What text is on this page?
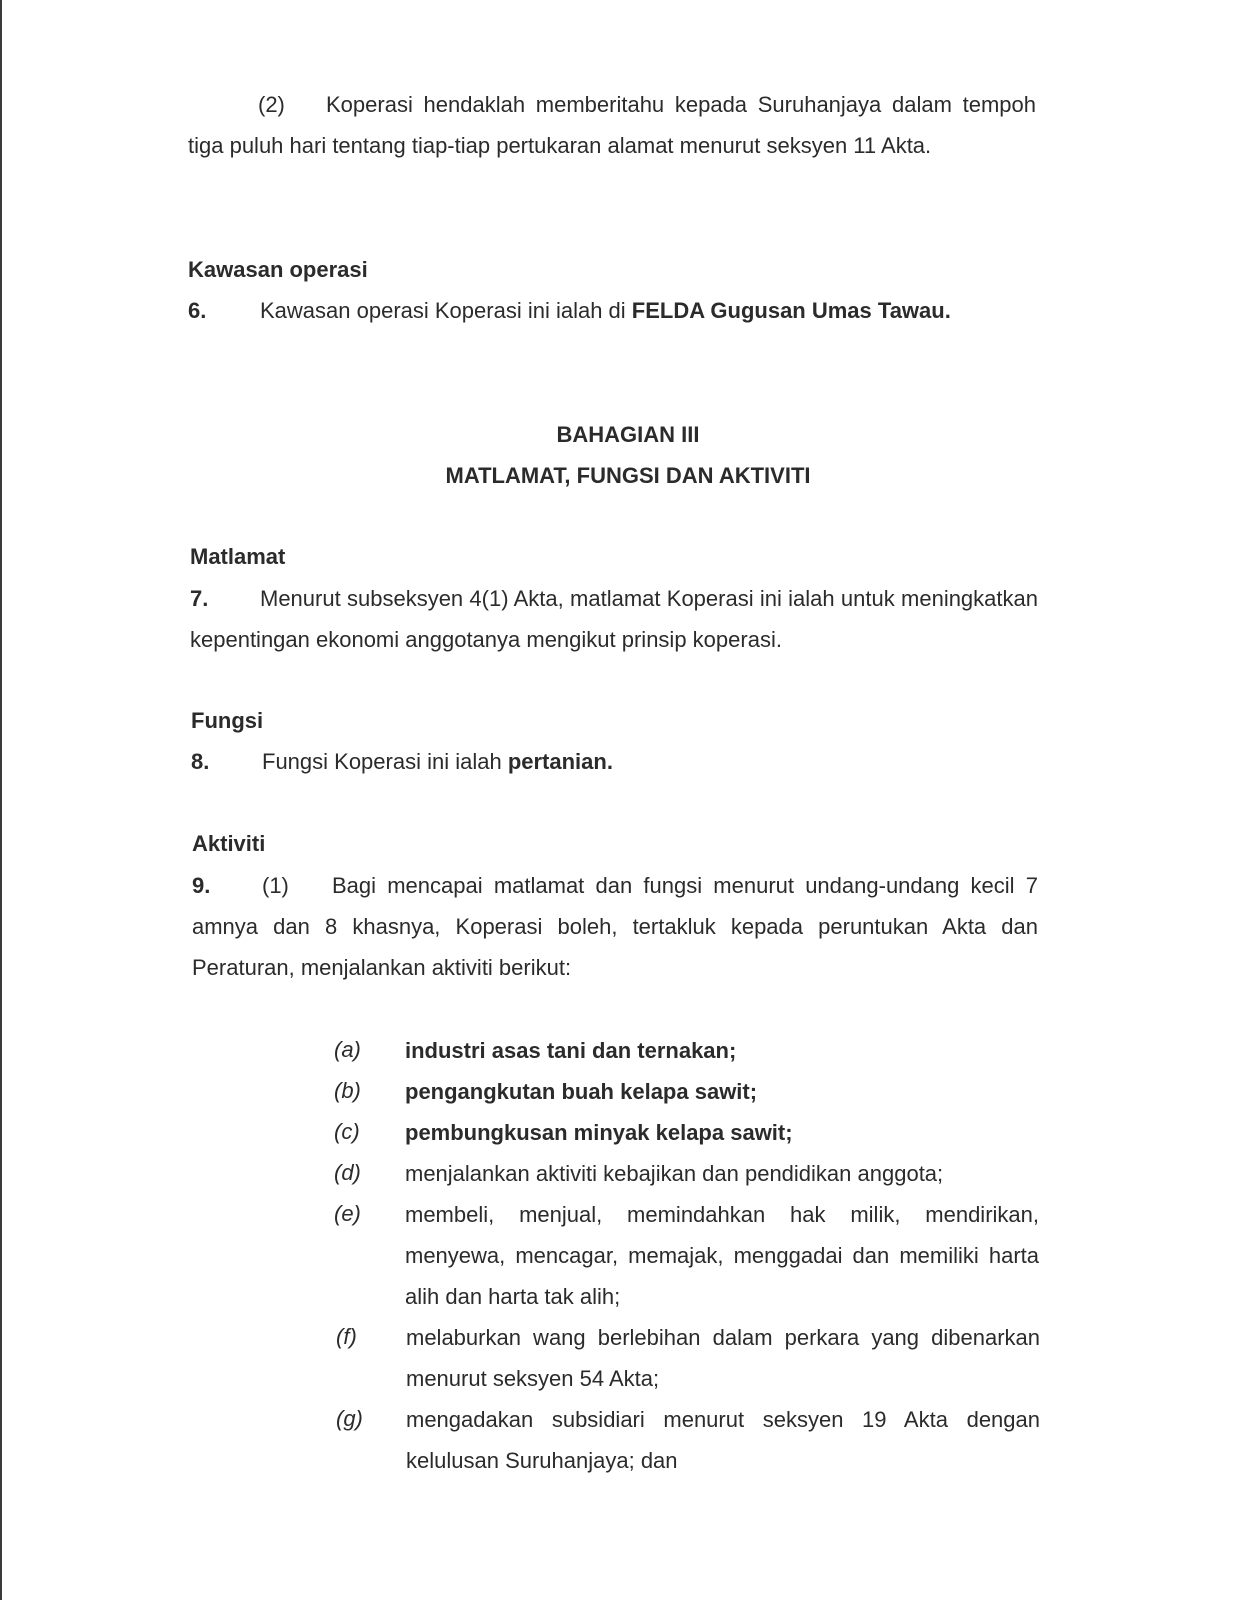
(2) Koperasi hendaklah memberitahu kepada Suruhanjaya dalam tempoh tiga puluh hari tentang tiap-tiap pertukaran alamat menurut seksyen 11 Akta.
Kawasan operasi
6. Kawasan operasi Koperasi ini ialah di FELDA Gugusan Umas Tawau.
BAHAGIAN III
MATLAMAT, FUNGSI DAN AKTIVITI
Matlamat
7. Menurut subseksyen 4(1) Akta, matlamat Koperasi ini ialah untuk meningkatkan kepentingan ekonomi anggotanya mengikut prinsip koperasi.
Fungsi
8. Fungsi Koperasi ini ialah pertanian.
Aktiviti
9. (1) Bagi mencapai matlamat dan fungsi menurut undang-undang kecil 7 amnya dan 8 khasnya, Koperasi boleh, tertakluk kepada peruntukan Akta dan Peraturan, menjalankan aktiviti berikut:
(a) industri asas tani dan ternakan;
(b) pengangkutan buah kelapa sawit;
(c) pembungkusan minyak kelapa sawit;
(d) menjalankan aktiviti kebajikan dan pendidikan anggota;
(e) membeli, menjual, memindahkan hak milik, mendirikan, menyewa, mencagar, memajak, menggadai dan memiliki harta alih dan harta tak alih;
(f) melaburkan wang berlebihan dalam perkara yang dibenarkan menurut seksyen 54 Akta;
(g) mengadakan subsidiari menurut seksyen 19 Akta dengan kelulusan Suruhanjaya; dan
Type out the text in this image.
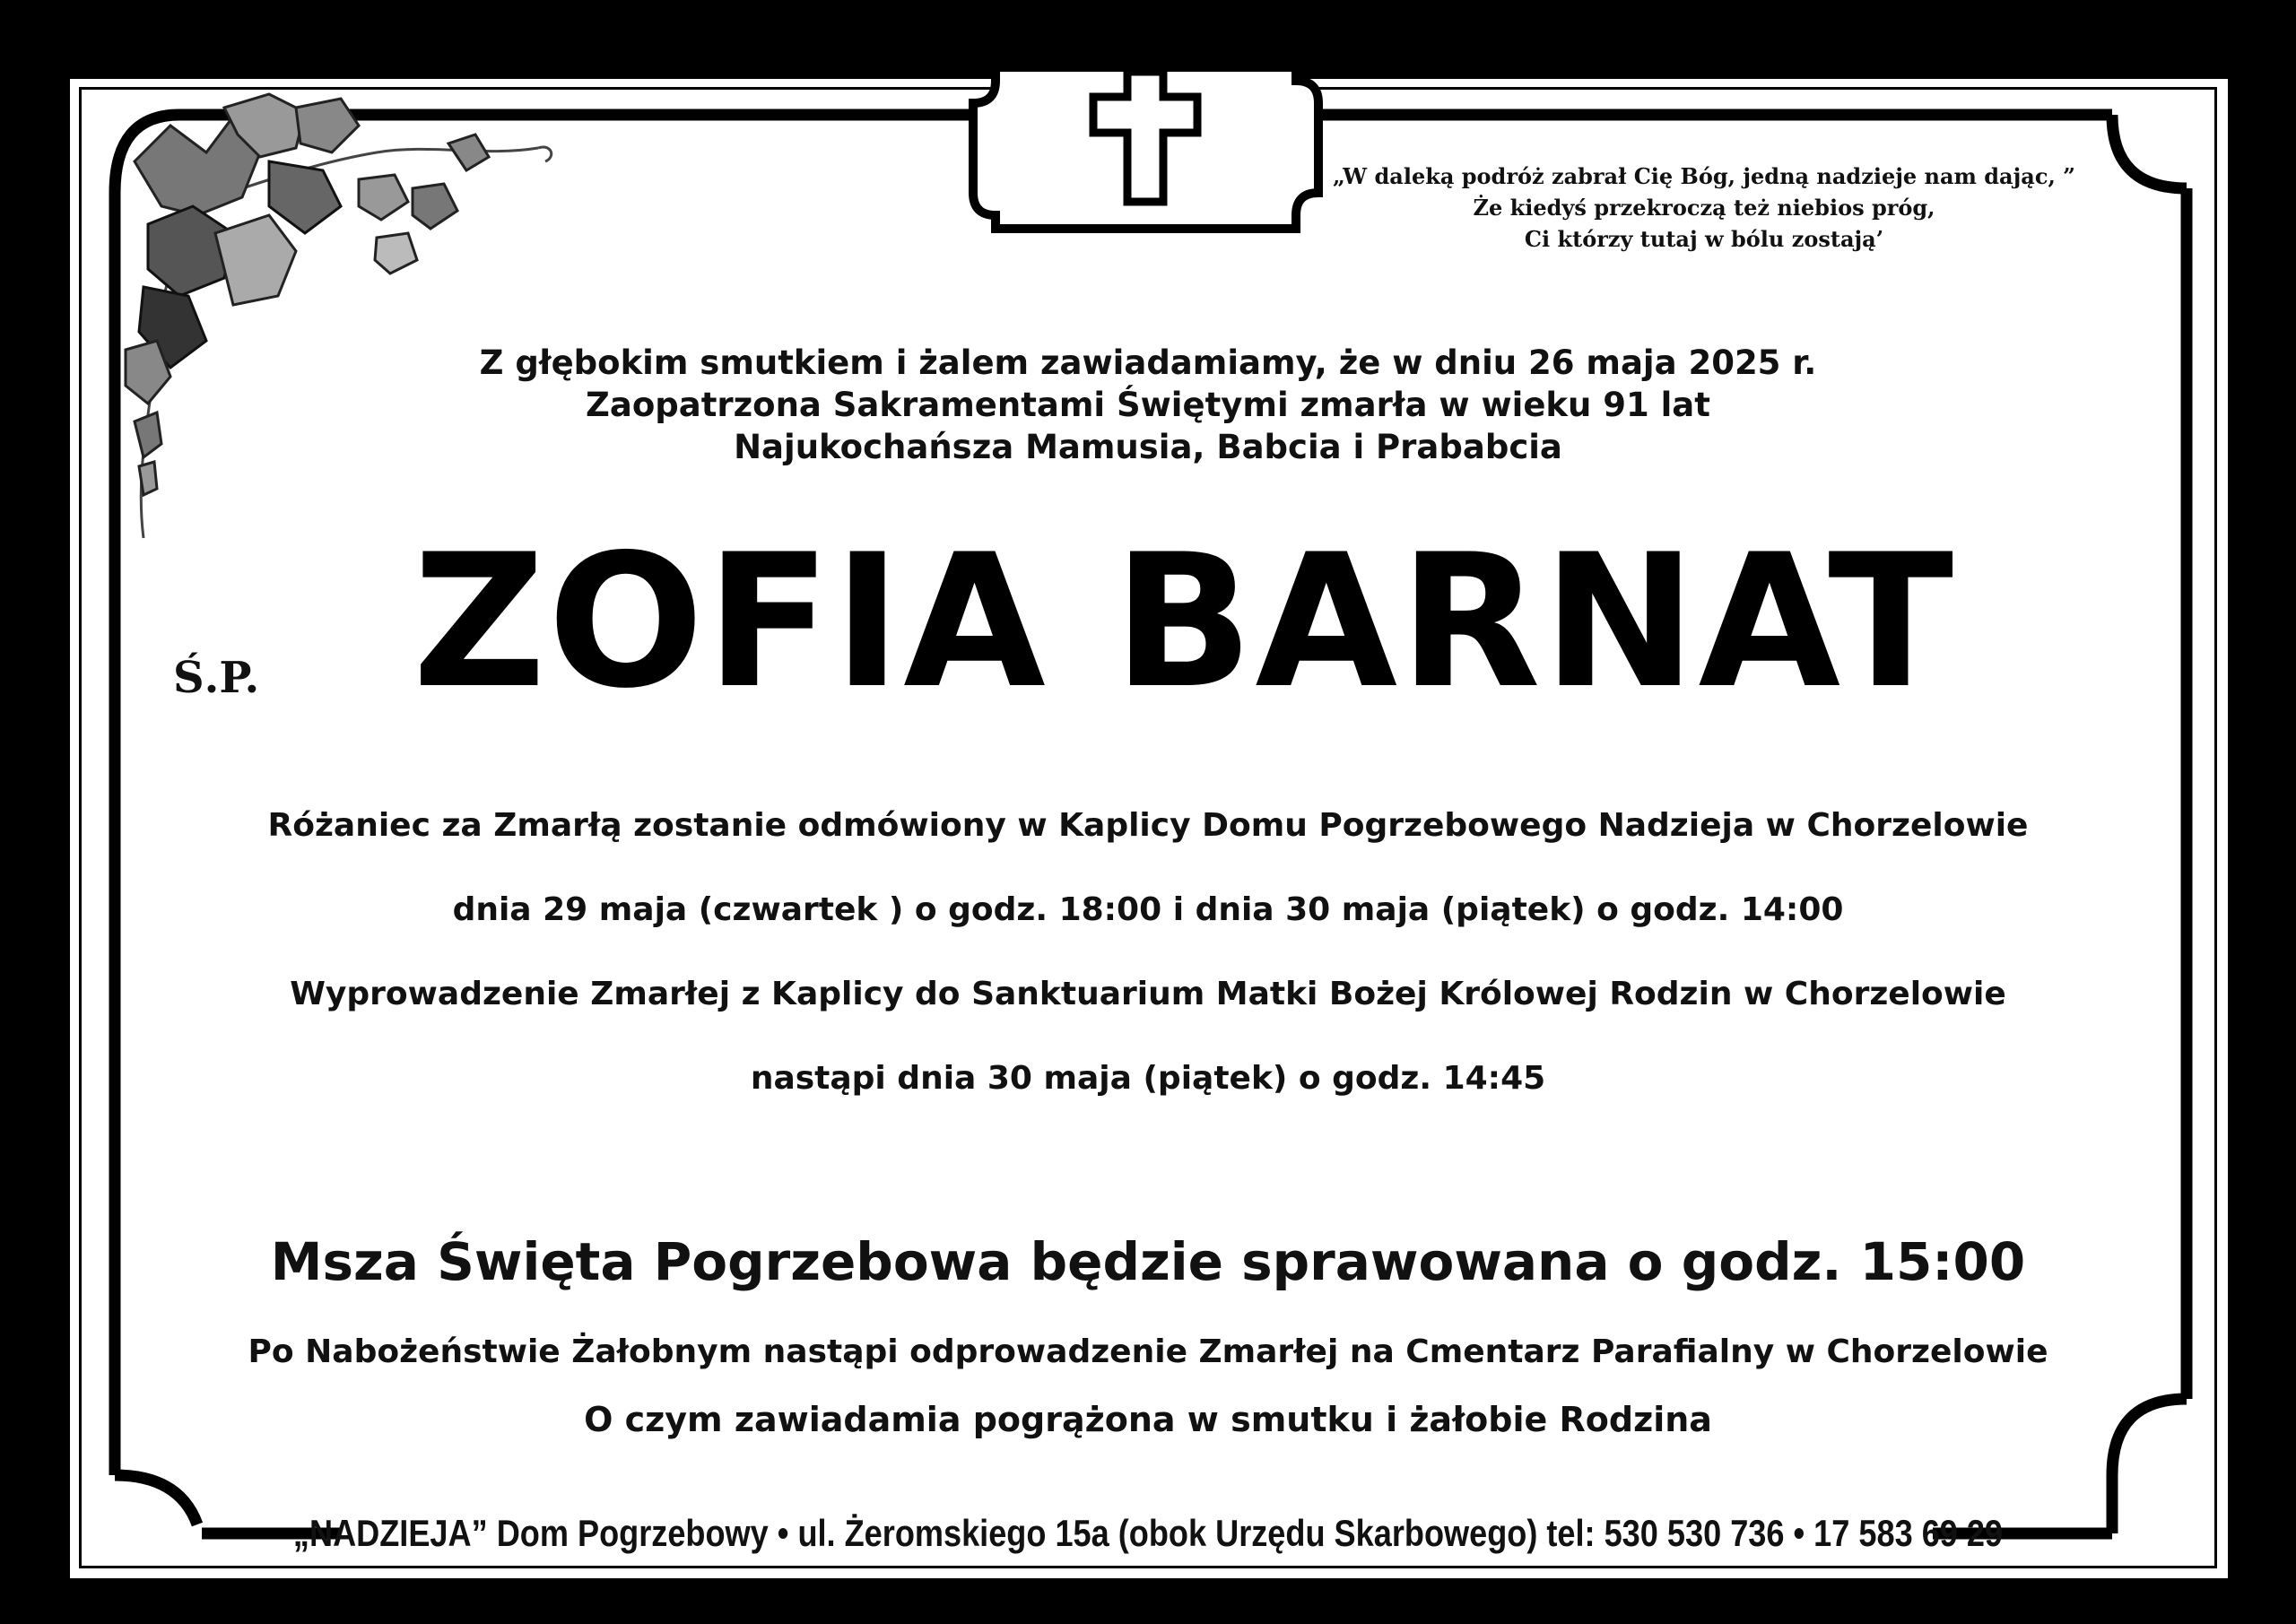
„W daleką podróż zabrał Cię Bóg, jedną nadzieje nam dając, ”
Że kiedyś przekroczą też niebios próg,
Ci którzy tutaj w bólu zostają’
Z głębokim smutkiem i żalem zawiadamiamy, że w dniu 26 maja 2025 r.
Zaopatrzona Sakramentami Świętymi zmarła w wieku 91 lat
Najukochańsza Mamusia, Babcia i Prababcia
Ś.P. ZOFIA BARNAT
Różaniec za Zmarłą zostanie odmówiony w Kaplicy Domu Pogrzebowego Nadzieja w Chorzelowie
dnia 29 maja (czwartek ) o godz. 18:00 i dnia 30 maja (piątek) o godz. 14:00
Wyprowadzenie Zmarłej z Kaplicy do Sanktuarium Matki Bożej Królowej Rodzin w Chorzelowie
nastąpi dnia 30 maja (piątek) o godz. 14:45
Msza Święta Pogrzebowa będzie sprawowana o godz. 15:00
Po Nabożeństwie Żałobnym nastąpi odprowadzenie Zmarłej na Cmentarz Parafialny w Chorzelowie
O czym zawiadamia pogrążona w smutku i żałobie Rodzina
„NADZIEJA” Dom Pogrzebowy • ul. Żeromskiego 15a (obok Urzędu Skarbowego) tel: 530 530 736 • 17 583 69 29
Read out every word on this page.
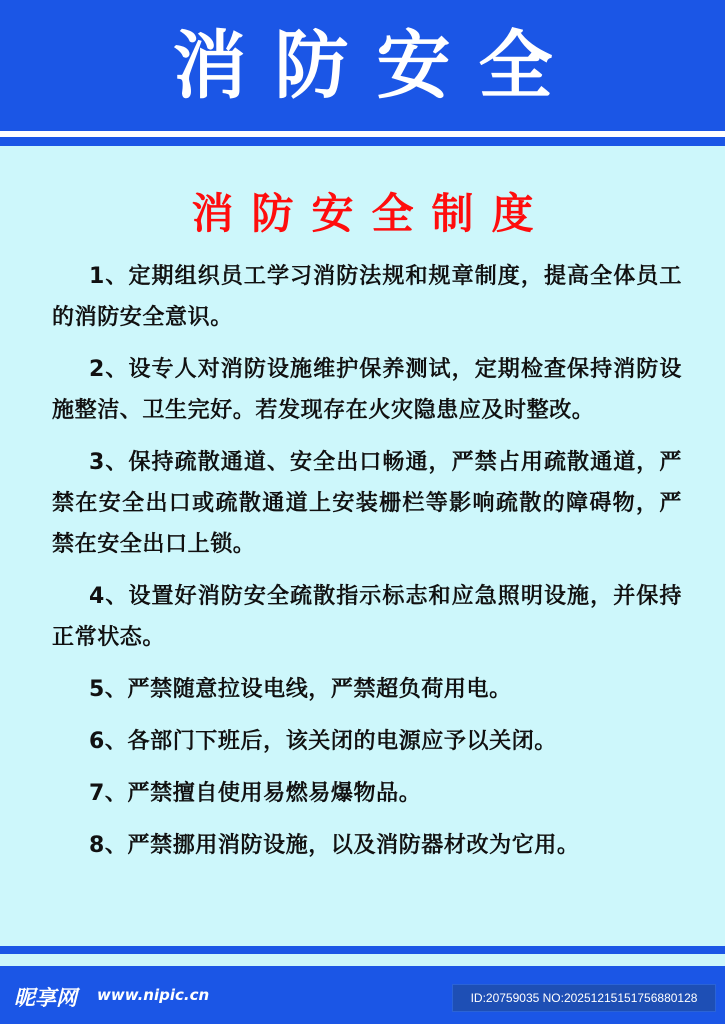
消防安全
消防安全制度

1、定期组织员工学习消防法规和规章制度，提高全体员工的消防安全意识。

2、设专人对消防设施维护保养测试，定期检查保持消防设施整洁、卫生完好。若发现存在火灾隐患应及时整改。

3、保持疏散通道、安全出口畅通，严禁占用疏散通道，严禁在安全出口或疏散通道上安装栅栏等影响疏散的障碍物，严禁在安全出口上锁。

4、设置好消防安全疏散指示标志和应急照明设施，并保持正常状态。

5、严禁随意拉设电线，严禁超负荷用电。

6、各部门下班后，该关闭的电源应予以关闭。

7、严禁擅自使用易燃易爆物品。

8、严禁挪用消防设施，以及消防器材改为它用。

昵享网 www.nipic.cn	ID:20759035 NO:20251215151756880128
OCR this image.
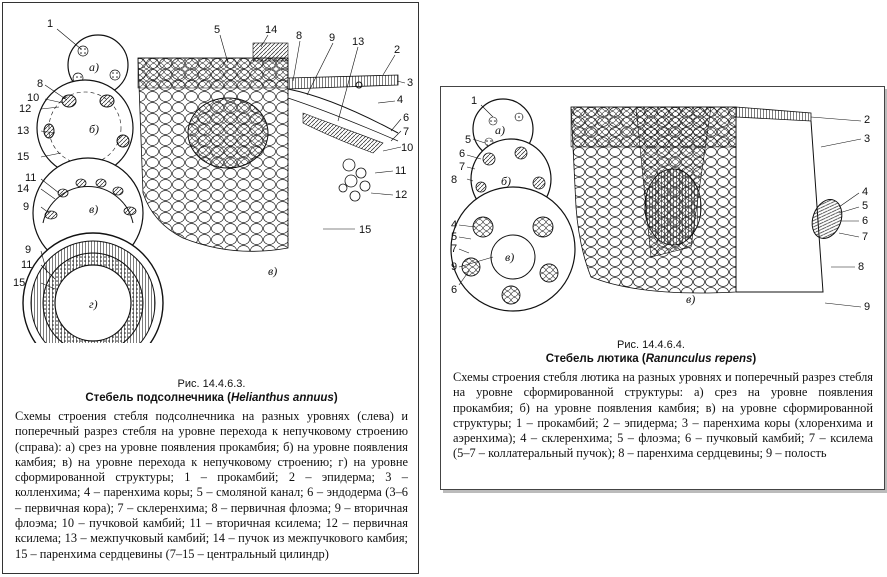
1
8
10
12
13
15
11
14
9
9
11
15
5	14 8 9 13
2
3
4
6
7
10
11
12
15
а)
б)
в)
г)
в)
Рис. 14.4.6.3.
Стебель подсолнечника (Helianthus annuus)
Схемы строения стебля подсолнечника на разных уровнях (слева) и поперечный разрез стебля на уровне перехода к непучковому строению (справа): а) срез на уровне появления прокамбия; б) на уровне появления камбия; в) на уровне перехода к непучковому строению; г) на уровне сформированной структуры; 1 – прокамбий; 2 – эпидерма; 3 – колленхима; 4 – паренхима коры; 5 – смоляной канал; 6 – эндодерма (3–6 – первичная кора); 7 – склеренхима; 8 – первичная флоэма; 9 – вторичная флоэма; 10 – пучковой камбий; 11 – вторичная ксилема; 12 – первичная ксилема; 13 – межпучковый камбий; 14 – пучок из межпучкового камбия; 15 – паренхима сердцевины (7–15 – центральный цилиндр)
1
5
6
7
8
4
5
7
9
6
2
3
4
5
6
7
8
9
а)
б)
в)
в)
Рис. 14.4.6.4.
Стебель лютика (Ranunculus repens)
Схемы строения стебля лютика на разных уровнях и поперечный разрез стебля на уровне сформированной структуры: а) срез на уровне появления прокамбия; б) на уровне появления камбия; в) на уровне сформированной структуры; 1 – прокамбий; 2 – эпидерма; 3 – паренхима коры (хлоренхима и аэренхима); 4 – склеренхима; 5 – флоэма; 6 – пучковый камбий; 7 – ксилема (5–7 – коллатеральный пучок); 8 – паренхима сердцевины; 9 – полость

##########

• **WHAT IS EXPECTED**:
Copy out every line in the listing where the word "image" appears.

• **ANSWER**:
Type out the text in this image.
OCR this image.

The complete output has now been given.